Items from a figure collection

■ ■ ■

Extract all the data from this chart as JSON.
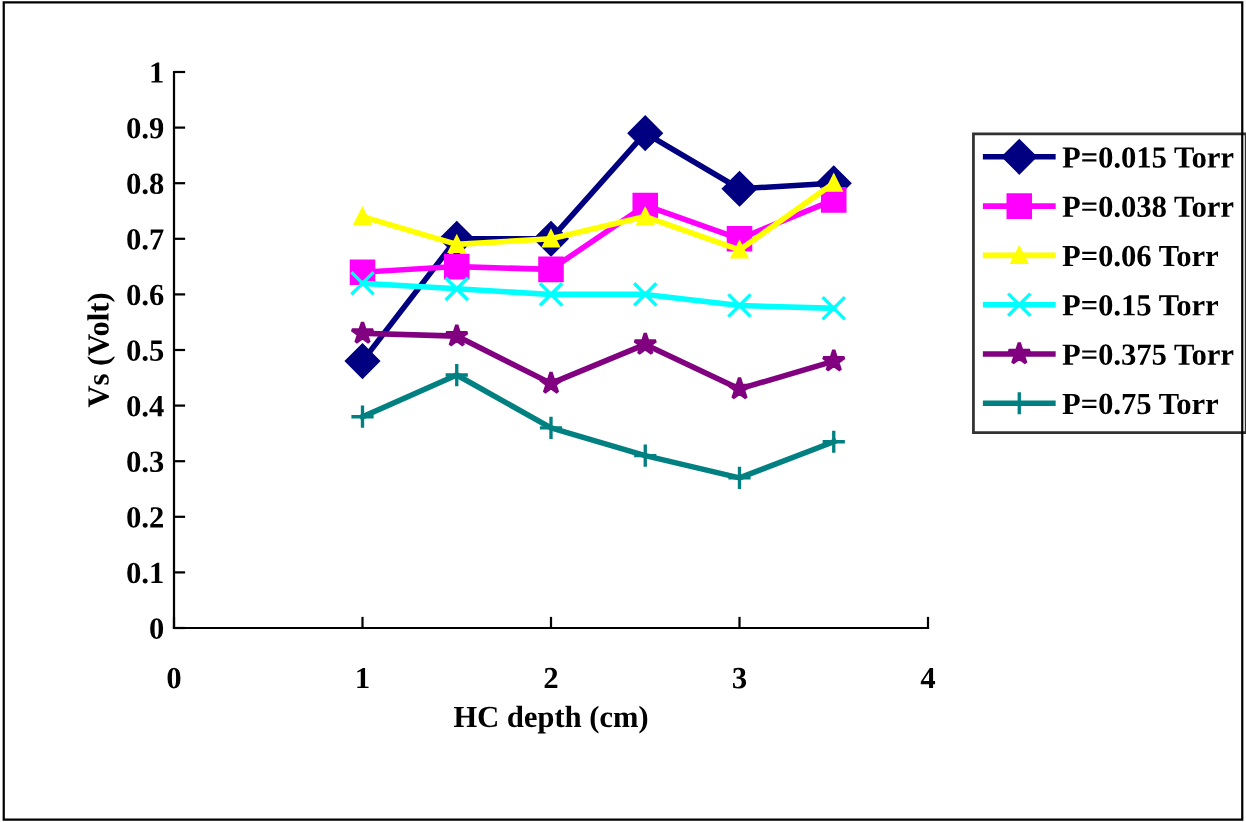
{
  "chart_data": {
    "type": "line",
    "xlabel": "HC depth (cm)",
    "ylabel": "Vs (Volt)",
    "x": [
      1,
      1.5,
      2,
      2.5,
      3,
      3.5
    ],
    "xlim": [
      0,
      4
    ],
    "xticks": [
      0,
      1,
      2,
      3,
      4
    ],
    "ylim": [
      0,
      1
    ],
    "yticks": [
      0,
      0.1,
      0.2,
      0.3,
      0.4,
      0.5,
      0.6,
      0.7,
      0.8,
      0.9,
      1
    ],
    "grid": false,
    "legend": "right",
    "line_style": "solid",
    "series": [
      {
        "name": "P=0.015 Torr",
        "color": "#000080",
        "marker": "diamond",
        "values": [
          0.48,
          0.7,
          0.7,
          0.89,
          0.79,
          0.8
        ]
      },
      {
        "name": "P=0.038 Torr",
        "color": "#ff00ff",
        "marker": "square",
        "values": [
          0.64,
          0.65,
          0.645,
          0.76,
          0.7,
          0.77
        ]
      },
      {
        "name": "P=0.06 Torr",
        "color": "#ffff00",
        "marker": "triangle",
        "values": [
          0.74,
          0.69,
          0.7,
          0.74,
          0.68,
          0.8
        ]
      },
      {
        "name": "P=0.15 Torr",
        "color": "#00ffff",
        "marker": "cross",
        "values": [
          0.62,
          0.61,
          0.6,
          0.6,
          0.58,
          0.575
        ]
      },
      {
        "name": "P=0.375 Torr",
        "color": "#800080",
        "marker": "star",
        "values": [
          0.53,
          0.525,
          0.44,
          0.51,
          0.43,
          0.48
        ]
      },
      {
        "name": "P=0.75 Torr",
        "color": "#008080",
        "marker": "plus",
        "values": [
          0.38,
          0.455,
          0.36,
          0.31,
          0.27,
          0.335
        ]
      }
    ]
  }
}
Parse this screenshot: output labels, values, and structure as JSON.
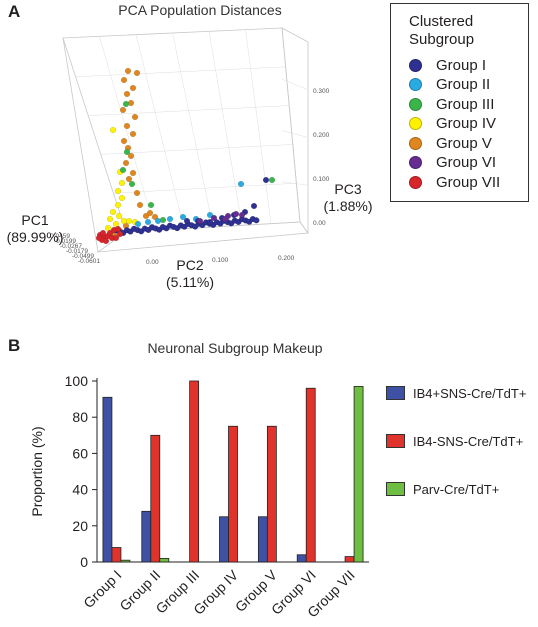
{
  "panel_a": {
    "letter": "A",
    "title": "PCA Population Distances",
    "pc1_label": "PC1",
    "pc1_pct": "(89.99%)",
    "pc2_label": "PC2",
    "pc2_pct": "(5.11%)",
    "pc3_label": "PC3",
    "pc3_pct": "(1.88%)",
    "pc1_ticks": [
      "0.0459",
      "0.0199",
      "-0.0267",
      "-0.0179",
      "-0.0499",
      "-0.0601"
    ],
    "pc2_ticks": [
      "0.00",
      "0.100",
      "0.200"
    ],
    "pc3_ticks": [
      "0.300",
      "0.200",
      "0.100",
      "0.00"
    ],
    "legend_title": "Clustered Subgroup",
    "legend": [
      {
        "label": "Group I",
        "color": "#2e3192"
      },
      {
        "label": "Group II",
        "color": "#29abe2"
      },
      {
        "label": "Group III",
        "color": "#39b54a"
      },
      {
        "label": "Group IV",
        "color": "#fff200"
      },
      {
        "label": "Group V",
        "color": "#e0861f"
      },
      {
        "label": "Group VI",
        "color": "#662d91"
      },
      {
        "label": "Group VII",
        "color": "#d7262b"
      }
    ]
  },
  "chart_data": {
    "type": "bar",
    "title": "Neuronal Subgroup Makeup",
    "ylabel": "Proportion (%)",
    "xlabel": "",
    "ylim": [
      0,
      100
    ],
    "yticks": [
      0,
      20,
      40,
      60,
      80,
      100
    ],
    "categories": [
      "Group I",
      "Group II",
      "Group III",
      "Group IV",
      "Group V",
      "Group VI",
      "Group VII"
    ],
    "series": [
      {
        "name": "IB4+SNS-Cre/TdT+",
        "color": "#3f51a4",
        "values": [
          91,
          28,
          0,
          25,
          25,
          4,
          0
        ]
      },
      {
        "name": "IB4-SNS-Cre/TdT+",
        "color": "#e0332b",
        "values": [
          8,
          70,
          100,
          75,
          75,
          96,
          3
        ]
      },
      {
        "name": "Parv-Cre/TdT+",
        "color": "#6fbe44",
        "values": [
          1,
          2,
          0,
          0,
          0,
          0,
          97
        ]
      }
    ],
    "legend_position": "right"
  },
  "panel_b": {
    "letter": "B"
  }
}
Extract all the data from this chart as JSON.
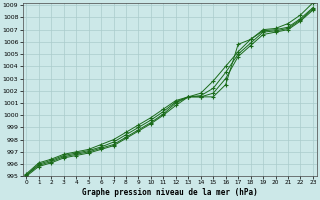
{
  "x": [
    0,
    1,
    2,
    3,
    4,
    5,
    6,
    7,
    8,
    9,
    10,
    11,
    12,
    13,
    14,
    15,
    16,
    17,
    18,
    19,
    20,
    21,
    22,
    23
  ],
  "line1": [
    995.1,
    995.9,
    996.2,
    996.6,
    996.8,
    997.0,
    997.3,
    997.6,
    998.2,
    998.8,
    999.4,
    1000.1,
    1001.0,
    1001.5,
    1001.5,
    1001.5,
    1002.5,
    1005.8,
    1006.2,
    1007.0,
    1007.1,
    1007.5,
    1008.2,
    1009.2
  ],
  "line2": [
    995.2,
    996.1,
    996.4,
    996.8,
    997.0,
    997.2,
    997.6,
    998.0,
    998.6,
    999.2,
    999.8,
    1000.5,
    1001.2,
    1001.5,
    1001.8,
    1002.8,
    1004.0,
    1005.2,
    1006.2,
    1006.9,
    1007.0,
    1007.2,
    1007.9,
    1008.8
  ],
  "line3": [
    995.1,
    996.0,
    996.3,
    996.7,
    996.9,
    997.1,
    997.4,
    997.8,
    998.4,
    999.0,
    999.6,
    1000.3,
    1001.1,
    1001.5,
    1001.6,
    1002.2,
    1003.5,
    1005.0,
    1005.9,
    1006.8,
    1006.9,
    1007.1,
    1007.8,
    1008.7
  ],
  "line4": [
    995.0,
    995.8,
    996.1,
    996.5,
    996.7,
    996.9,
    997.2,
    997.5,
    998.1,
    998.7,
    999.3,
    1000.0,
    1000.8,
    1001.5,
    1001.5,
    1001.8,
    1003.0,
    1004.8,
    1005.7,
    1006.6,
    1006.8,
    1007.0,
    1007.7,
    1008.6
  ],
  "line_color": "#1a6b1a",
  "marker_color": "#1a6b1a",
  "bg_color": "#cce8e8",
  "grid_color": "#aacccc",
  "title": "Graphe pression niveau de la mer (hPa)",
  "ylim_min": 995,
  "ylim_max": 1009,
  "xlim_min": 0,
  "xlim_max": 23
}
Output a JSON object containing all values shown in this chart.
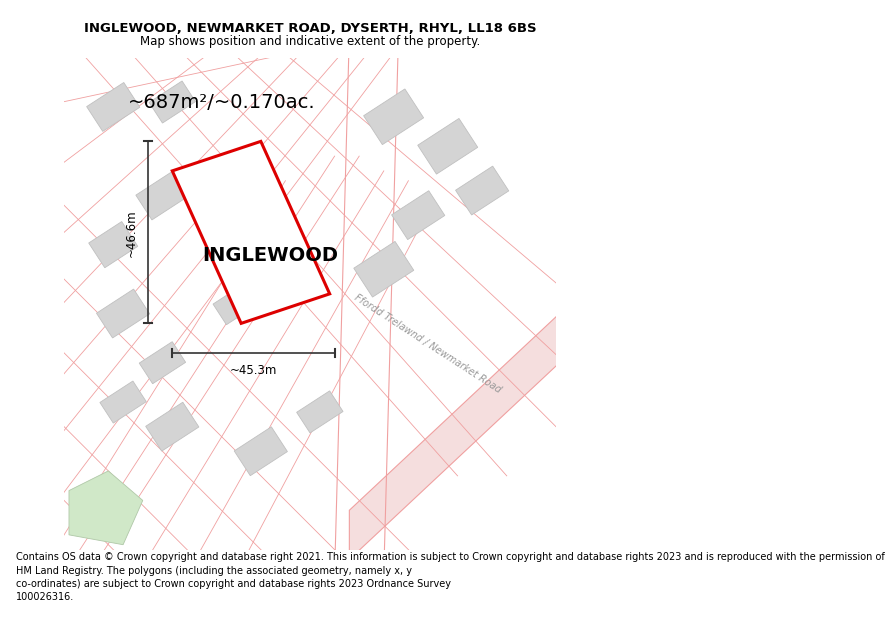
{
  "title": "INGLEWOOD, NEWMARKET ROAD, DYSERTH, RHYL, LL18 6BS",
  "subtitle": "Map shows position and indicative extent of the property.",
  "area_label": "~687m²/~0.170ac.",
  "property_label": "INGLEWOOD",
  "dim_width": "~45.3m",
  "dim_height": "~46.6m",
  "road_label": "Ffordd Trelawnd / Newmarket Road",
  "footer": "Contains OS data © Crown copyright and database right 2021. This information is subject to Crown copyright and database rights 2023 and is reproduced with the permission of\nHM Land Registry. The polygons (including the associated geometry, namely x, y\nco-ordinates) are subject to Crown copyright and database rights 2023 Ordnance Survey\n100026316.",
  "map_bg": "#faf7f5",
  "road_line_color": "#f0a0a0",
  "road_fill_color": "#f5dede",
  "building_fill": "#d4d4d4",
  "building_stroke": "#c0c0c0",
  "green_fill": "#d0e8c8",
  "green_stroke": "#b0c8a8",
  "property_stroke": "#dd0000",
  "property_lw": 2.2,
  "dim_color": "#333333",
  "title_fontsize": 9.5,
  "subtitle_fontsize": 8.5,
  "footer_fontsize": 7.0,
  "area_fontsize": 14,
  "property_fontsize": 14,
  "dim_fontsize": 8.5,
  "road_label_fontsize": 7
}
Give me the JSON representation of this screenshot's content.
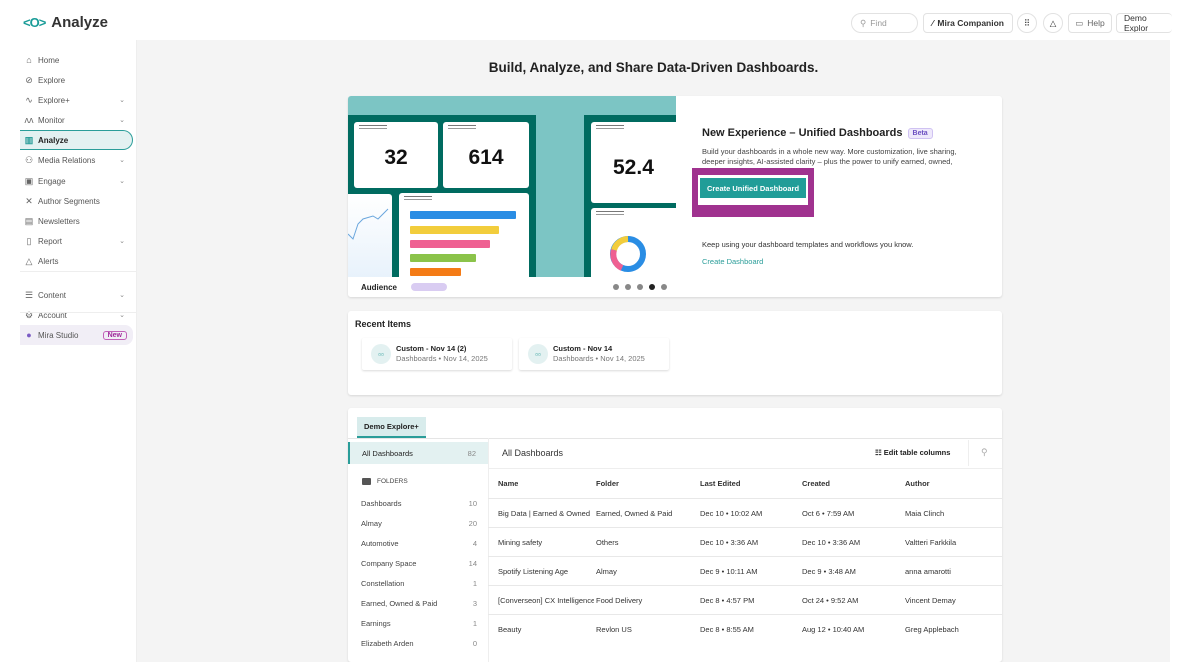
{
  "header": {
    "app_title": "Analyze",
    "find_placeholder": "Find",
    "mira_companion": "Mira Companion",
    "help": "Help",
    "workspace": "Demo Explor"
  },
  "sidebar": {
    "items": [
      {
        "label": "Home",
        "icon": "home-icon"
      },
      {
        "label": "Explore",
        "icon": "compass-icon"
      },
      {
        "label": "Explore+",
        "icon": "trend-icon",
        "chevron": true
      },
      {
        "label": "Monitor",
        "icon": "monitor-icon",
        "chevron": true
      },
      {
        "label": "Analyze",
        "icon": "chart-icon",
        "active": true
      },
      {
        "label": "Media Relations",
        "icon": "people-icon",
        "chevron": true
      },
      {
        "label": "Engage",
        "icon": "chat-icon",
        "chevron": true
      },
      {
        "label": "Author Segments",
        "icon": "segments-icon"
      },
      {
        "label": "Newsletters",
        "icon": "newsletter-icon"
      },
      {
        "label": "Report",
        "icon": "report-icon",
        "chevron": true
      },
      {
        "label": "Alerts",
        "icon": "bell-icon"
      },
      {
        "label": "Content",
        "icon": "sliders-icon",
        "chevron": true
      },
      {
        "label": "Account",
        "icon": "gear-icon",
        "chevron": true
      },
      {
        "label": "Mira Studio",
        "icon": "mira-icon",
        "badge": "New"
      }
    ]
  },
  "main": {
    "title": "Build, Analyze, and Share Data-Driven Dashboards.",
    "hero": {
      "illustration": {
        "tile1": "32",
        "tile2": "614",
        "tile3": "52.4",
        "caption": "Audience",
        "slides": 5,
        "active_slide": 4
      },
      "heading": "New Experience – Unified Dashboards",
      "badge": "Beta",
      "description": "Build your dashboards in a whole new way. More customization, live sharing, deeper insights, AI-assisted clarity – plus the power to unify earned, owned,",
      "primary_button": "Create Unified Dashboard",
      "legacy_text": "Keep using your dashboard templates and workflows you know.",
      "legacy_link": "Create Dashboard"
    },
    "recent": {
      "title": "Recent Items",
      "items": [
        {
          "name": "Custom - Nov 14 (2)",
          "meta": "Dashboards • Nov 14, 2025"
        },
        {
          "name": "Custom - Nov 14",
          "meta": "Dashboards • Nov 14, 2025"
        }
      ]
    },
    "dashboards": {
      "tab": "Demo Explore+",
      "all_label": "All Dashboards",
      "all_count": "82",
      "folders_label": "FOLDERS",
      "folders": [
        {
          "name": "Dashboards",
          "count": "10"
        },
        {
          "name": "Almay",
          "count": "20"
        },
        {
          "name": "Automotive",
          "count": "4"
        },
        {
          "name": "Company Space",
          "count": "14"
        },
        {
          "name": "Constellation",
          "count": "1"
        },
        {
          "name": "Earned, Owned & Paid",
          "count": "3"
        },
        {
          "name": "Earnings",
          "count": "1"
        },
        {
          "name": "Elizabeth Arden",
          "count": "0"
        }
      ],
      "table_title": "All Dashboards",
      "edit_columns": "Edit table columns",
      "columns": [
        "Name",
        "Folder",
        "Last Edited",
        "Created",
        "Author"
      ],
      "rows": [
        [
          "Big Data | Earned & Owned",
          "Earned, Owned & Paid",
          "Dec 10 • 10:02 AM",
          "Oct 6 • 7:59 AM",
          "Maia Clinch"
        ],
        [
          "Mining safety",
          "Others",
          "Dec 10 • 3:36 AM",
          "Dec 10 • 3:36 AM",
          "Valtteri Farkkila"
        ],
        [
          "Spotify Listening Age",
          "Almay",
          "Dec 9 • 10:11 AM",
          "Dec 9 • 3:48 AM",
          "anna amarotti"
        ],
        [
          "[Converseon] CX Intelligence",
          "Food Delivery",
          "Dec 8 • 4:57 PM",
          "Oct 24 • 9:52 AM",
          "Vincent Demay"
        ],
        [
          "Beauty",
          "Revlon US",
          "Dec 8 • 8:55 AM",
          "Aug 12 • 10:40 AM",
          "Greg Applebach"
        ]
      ]
    }
  },
  "colors": {
    "accent": "#2a9d99",
    "highlight": "#a0328f",
    "beta": "#6b4fc1"
  }
}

■ ■ ■

--- What you have to do ---
State how many lines of the listing include "Torr", and nothing more.

--- Result of this task ---
6